## QUELLENAUSZUG
▬▬▬▬▬▬
Oder du abonnierst für 2 Jahre Kutter und Küste und holst dir die Rute als Prämie mit 50 Euro Zuzahlung.

Gesendet von meinem SM-J320F mit Tapatalk


----------



## Matze 28 (19. März 2018)

*AW: Suche (leichte) Pilkrute für die Ostsee*

Moinsen, ich Fische seit etlichen Jahren die Never Crack von WTF in 2.40m  auch mit der Penn Slammer 360er und 0.17er Crystal Fireline. Allerdings vom Kleinboot aus
Bis jetzt alles gut raus bekommen ;-) 
Gruß matze


----------



## danig (23. März 2018)

*AW: Suche (leichte) Pilkrute für die Ostsee*

hi
Also es ist die baltic sea 125 in 2.80m geworden 

Danke an die Helfer 

gruß
Daniel


----------



## punkarpfen (23. März 2018)

*AW: Suche (leichte) Pilkrute für die Ostsee*

Eine super Rute

Gesendet von meinem SM-J320F mit Tapatalk


----------



## Gambolputty (23. März 2018)

*AW: Suche (leichte) Pilkrute für die Ostsee*



danig schrieb:


> hi
> Also es ist die baltic sea 125 in 2.80m geworden
> 
> Danke an die Helfer
> ...



Top! #6

Berichte mal nach dem ersten Einsatz.


----------



## buttweisser (23. März 2018)

*AW: Suche (leichte) Pilkrute für die Ostsee*

Bitte, bitte und viel Spaß damit. #h


----------



## danig (23. Mai 2018)

*AW: Suche (leichte) Pilkrute für die Ostsee*

Hi
So bin von meinen 4 tagen fischen zurück und muss sagen die Rute war genau das was ich gesucht habe.
Haben gut gefangen und Spaß hat es auch gemacht 
nochmal Danke an alle.
mfg
daniel


----------
▬▬▬▬▬▬
## DATENSÄTZE

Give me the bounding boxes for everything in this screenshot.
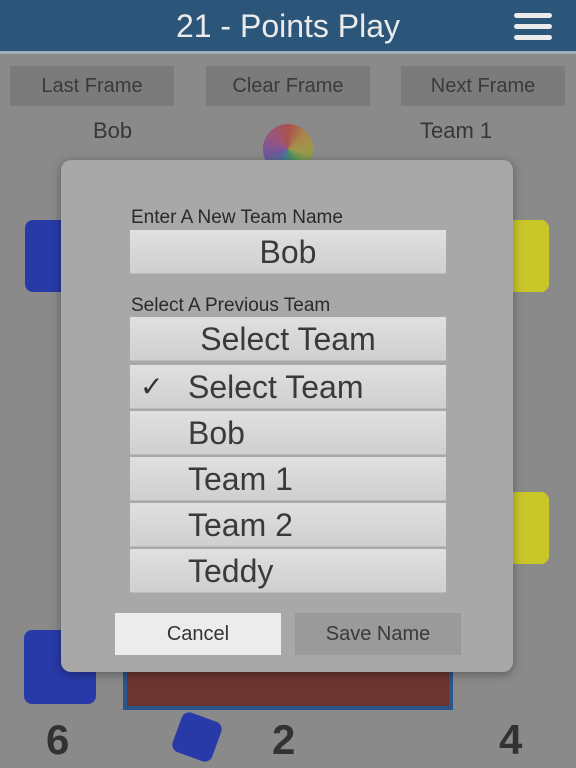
new-team-label: Enter A New Team Name	[131, 207, 343, 228]
team-option-label: Teddy	[188, 553, 274, 589]
team-option[interactable]: ✓ Select Team	[130, 365, 446, 409]
team-option-label: Team 1	[188, 461, 293, 497]
cancel-button[interactable]: Cancel	[115, 613, 281, 655]
team-option-label: Team 2	[188, 507, 293, 543]
team-option[interactable]: Team 2	[130, 503, 446, 547]
team-option-label: Bob	[188, 415, 245, 451]
team-name-dialog: Enter A New Team Name Bob Select A Previ…	[61, 160, 513, 672]
team-option-label: Select Team	[188, 369, 364, 405]
checkmark-icon: ✓	[140, 371, 164, 402]
team-option[interactable]: Bob	[130, 411, 446, 455]
team-select[interactable]: Select Team	[130, 317, 446, 361]
save-name-button[interactable]: Save Name	[295, 613, 461, 655]
team-name-input[interactable]: Bob	[130, 230, 446, 274]
previous-team-label: Select A Previous Team	[131, 295, 331, 316]
team-option[interactable]: Teddy	[130, 549, 446, 593]
team-option[interactable]: Team 1	[130, 457, 446, 501]
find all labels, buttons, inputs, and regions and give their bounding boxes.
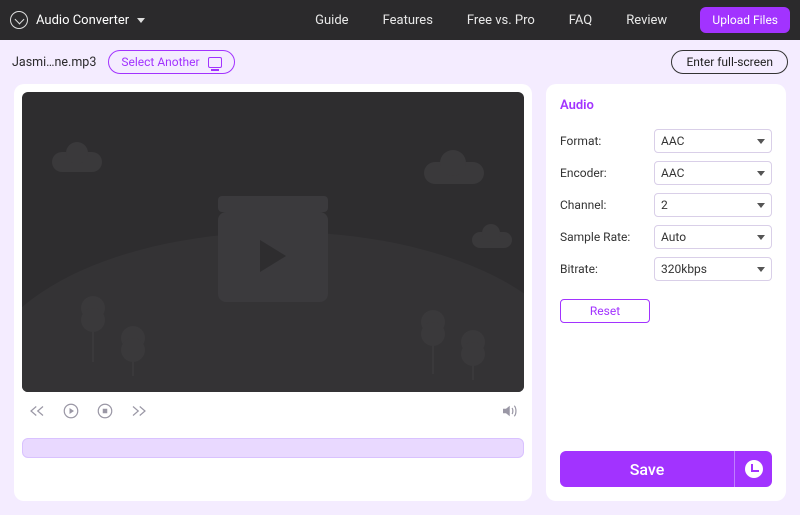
volume-icon[interactable] — [500, 402, 518, 420]
clapboard-play-icon — [218, 212, 328, 302]
format-label: Format: — [560, 134, 654, 148]
save-button[interactable]: Save — [560, 451, 734, 487]
select-another-label: Select Another — [121, 55, 199, 69]
play-icon[interactable] — [62, 402, 80, 420]
bitrate-label: Bitrate: — [560, 262, 654, 276]
channel-label: Channel: — [560, 198, 654, 212]
settings-panel: Audio Format: AAC Encoder: AAC Channel: … — [546, 84, 786, 501]
app-title: Audio Converter — [36, 13, 129, 28]
format-select[interactable]: AAC — [654, 129, 772, 153]
upload-files-button[interactable]: Upload Files — [700, 7, 790, 33]
nav-faq[interactable]: FAQ — [569, 13, 592, 28]
app-brand[interactable]: Audio Converter — [10, 11, 145, 29]
clock-icon — [745, 460, 763, 478]
top-bar: Audio Converter Guide Features Free vs. … — [0, 0, 800, 40]
channel-select[interactable]: 2 — [654, 193, 772, 217]
app-logo-icon — [10, 11, 28, 29]
nav-features[interactable]: Features — [383, 13, 433, 28]
preview-pane — [14, 84, 532, 501]
progress-bar[interactable] — [22, 438, 524, 458]
nav-guide[interactable]: Guide — [315, 13, 348, 28]
encoder-select[interactable]: AAC — [654, 161, 772, 185]
rewind-icon[interactable] — [28, 402, 46, 420]
bitrate-select[interactable]: 320kbps — [654, 257, 772, 281]
stop-icon[interactable] — [96, 402, 114, 420]
caret-down-icon — [137, 18, 145, 23]
monitor-icon — [208, 57, 222, 68]
current-filename: Jasmi…ne.mp3 — [12, 55, 96, 70]
media-preview[interactable] — [22, 92, 524, 392]
sub-bar: Jasmi…ne.mp3 Select Another Enter full-s… — [0, 40, 800, 84]
select-another-button[interactable]: Select Another — [108, 50, 234, 74]
sample-rate-select[interactable]: Auto — [654, 225, 772, 249]
sample-rate-label: Sample Rate: — [560, 230, 654, 244]
media-controls — [22, 392, 524, 424]
nav-links: Guide Features Free vs. Pro FAQ Review — [315, 13, 667, 28]
encoder-label: Encoder: — [560, 166, 654, 180]
enter-fullscreen-button[interactable]: Enter full-screen — [671, 50, 788, 74]
nav-review[interactable]: Review — [626, 13, 667, 28]
history-button[interactable] — [734, 451, 772, 487]
reset-button[interactable]: Reset — [560, 299, 650, 323]
forward-icon[interactable] — [130, 402, 148, 420]
nav-free-pro[interactable]: Free vs. Pro — [467, 13, 535, 28]
audio-section-title: Audio — [560, 98, 772, 113]
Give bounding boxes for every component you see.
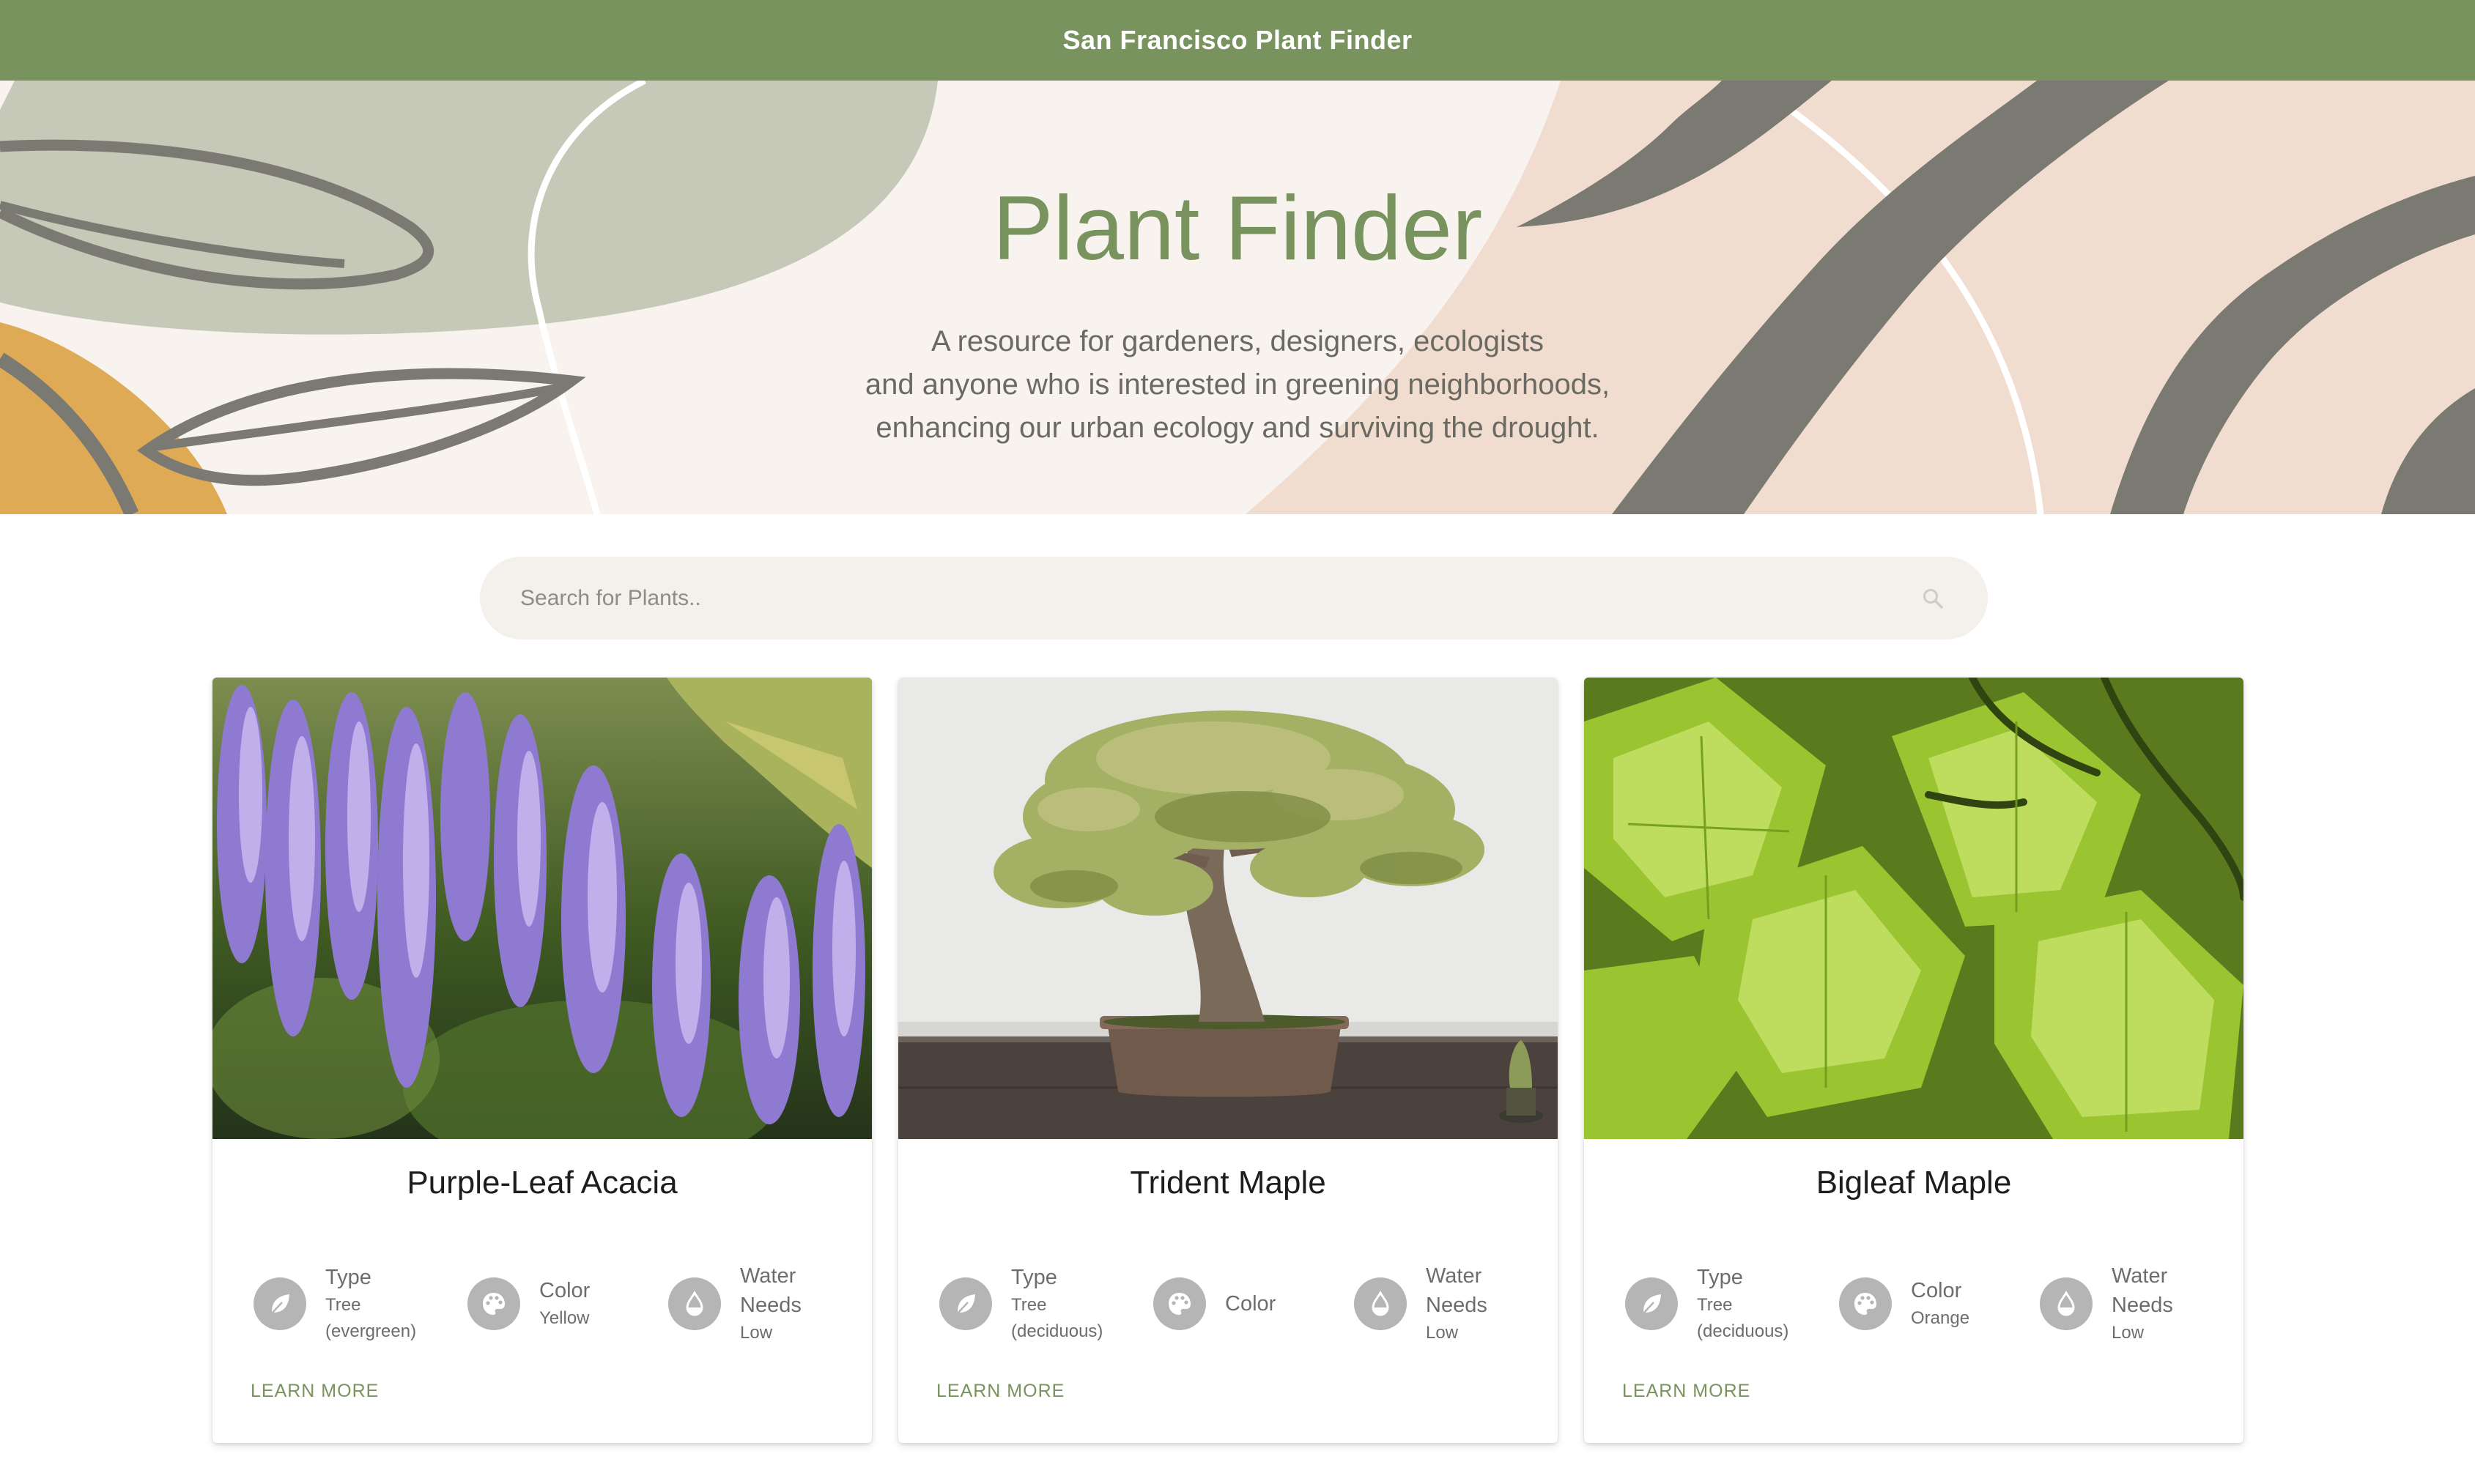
plant-name: Purple-Leaf Acacia — [407, 1165, 678, 1201]
attribute-label: Color — [1225, 1292, 1276, 1316]
attribute-value: Low — [740, 1323, 773, 1343]
attribute-water-needs: Water Needs Low — [1354, 1249, 1544, 1359]
search-icon[interactable] — [1918, 584, 1947, 613]
hero-description: A resource for gardeners, designers, eco… — [0, 320, 2475, 450]
site-title[interactable]: San Francisco Plant Finder — [1062, 25, 1412, 56]
attribute-label: Water Needs — [1426, 1264, 1487, 1317]
attribute-label: Type — [325, 1266, 371, 1289]
plant-name: Trident Maple — [1130, 1165, 1326, 1201]
leaf-icon — [1625, 1277, 1678, 1330]
attribute-value: Low — [2112, 1323, 2145, 1343]
hero-description-line: A resource for gardeners, designers, eco… — [931, 325, 1544, 357]
water-drop-icon — [1354, 1277, 1407, 1330]
attribute-label: Water Needs — [2112, 1264, 2173, 1317]
palette-icon — [467, 1277, 520, 1330]
learn-more-link[interactable]: LEARN MORE — [1622, 1381, 1750, 1402]
leaf-icon — [939, 1277, 992, 1330]
plant-card[interactable]: Trident Maple Type Tree (deciduous) Colo… — [898, 678, 1558, 1443]
attribute-value: Yellow — [539, 1308, 590, 1328]
attribute-label: Color — [1911, 1279, 1962, 1302]
plant-name: Bigleaf Maple — [1816, 1165, 2012, 1201]
hero-title: Plant Finder — [992, 178, 1483, 279]
plant-card[interactable]: Purple-Leaf Acacia Type Tree (evergreen)… — [212, 678, 872, 1443]
learn-more-link[interactable]: LEARN MORE — [936, 1381, 1065, 1402]
attribute-water-needs: Water Needs Low — [668, 1249, 859, 1359]
attribute-label: Type — [1697, 1266, 1743, 1289]
hero-content: Plant Finder A resource for gardeners, d… — [0, 81, 2475, 514]
attribute-label: Water Needs — [740, 1264, 802, 1317]
plant-image-bonsai[interactable] — [898, 678, 1558, 1139]
hero-description-line: and anyone who is interested in greening… — [865, 368, 1610, 401]
palette-icon — [1839, 1277, 1892, 1330]
attribute-value: Tree (deciduous) — [1697, 1295, 1789, 1341]
hero-description-line: enhancing our urban ecology and survivin… — [876, 412, 1599, 444]
plant-card[interactable]: Bigleaf Maple Type Tree (deciduous) Colo… — [1584, 678, 2243, 1443]
plant-image-maple-leaves[interactable] — [1584, 678, 2243, 1139]
attribute-type: Type Tree (evergreen) — [254, 1249, 451, 1359]
water-drop-icon — [668, 1277, 721, 1330]
water-drop-icon — [2040, 1277, 2093, 1330]
top-bar: San Francisco Plant Finder — [0, 0, 2475, 81]
search-bar — [480, 557, 1988, 639]
search-input[interactable] — [480, 557, 1918, 639]
attribute-label: Color — [539, 1279, 591, 1302]
plant-image-wisteria[interactable] — [212, 678, 872, 1139]
attribute-label: Type — [1011, 1266, 1057, 1289]
hero-banner: Plant Finder A resource for gardeners, d… — [0, 81, 2475, 514]
attribute-value: Orange — [1911, 1308, 1970, 1328]
palette-icon — [1153, 1277, 1206, 1330]
attribute-value: Low — [1426, 1323, 1459, 1343]
attribute-type: Type Tree (deciduous) — [939, 1249, 1137, 1359]
attribute-color: Color Orange — [1839, 1249, 2015, 1359]
attribute-value: Tree (deciduous) — [1011, 1295, 1103, 1341]
attribute-type: Type Tree (deciduous) — [1625, 1249, 1823, 1359]
attribute-color: Color Yellow — [467, 1249, 643, 1359]
leaf-icon — [254, 1277, 306, 1330]
attribute-water-needs: Water Needs Low — [2040, 1249, 2230, 1359]
attribute-color: Color — [1153, 1249, 1329, 1359]
learn-more-link[interactable]: LEARN MORE — [251, 1381, 379, 1402]
attribute-value: Tree (evergreen) — [325, 1295, 417, 1341]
▬▬▬▬▬▬
## WAS BENÖTIGT WIRD
Nenne alle Benutzernamen, die im Forumsthread über Pilkruten über einem Beitrag stehen, und führe jeden Namen nur einmal auf. Die Einträge spielen hierfür keine Rolle.

## LÖSUNG DES PROBLEMS
Matze 28, danig, punkarpfen, Gambolputty, buttweisser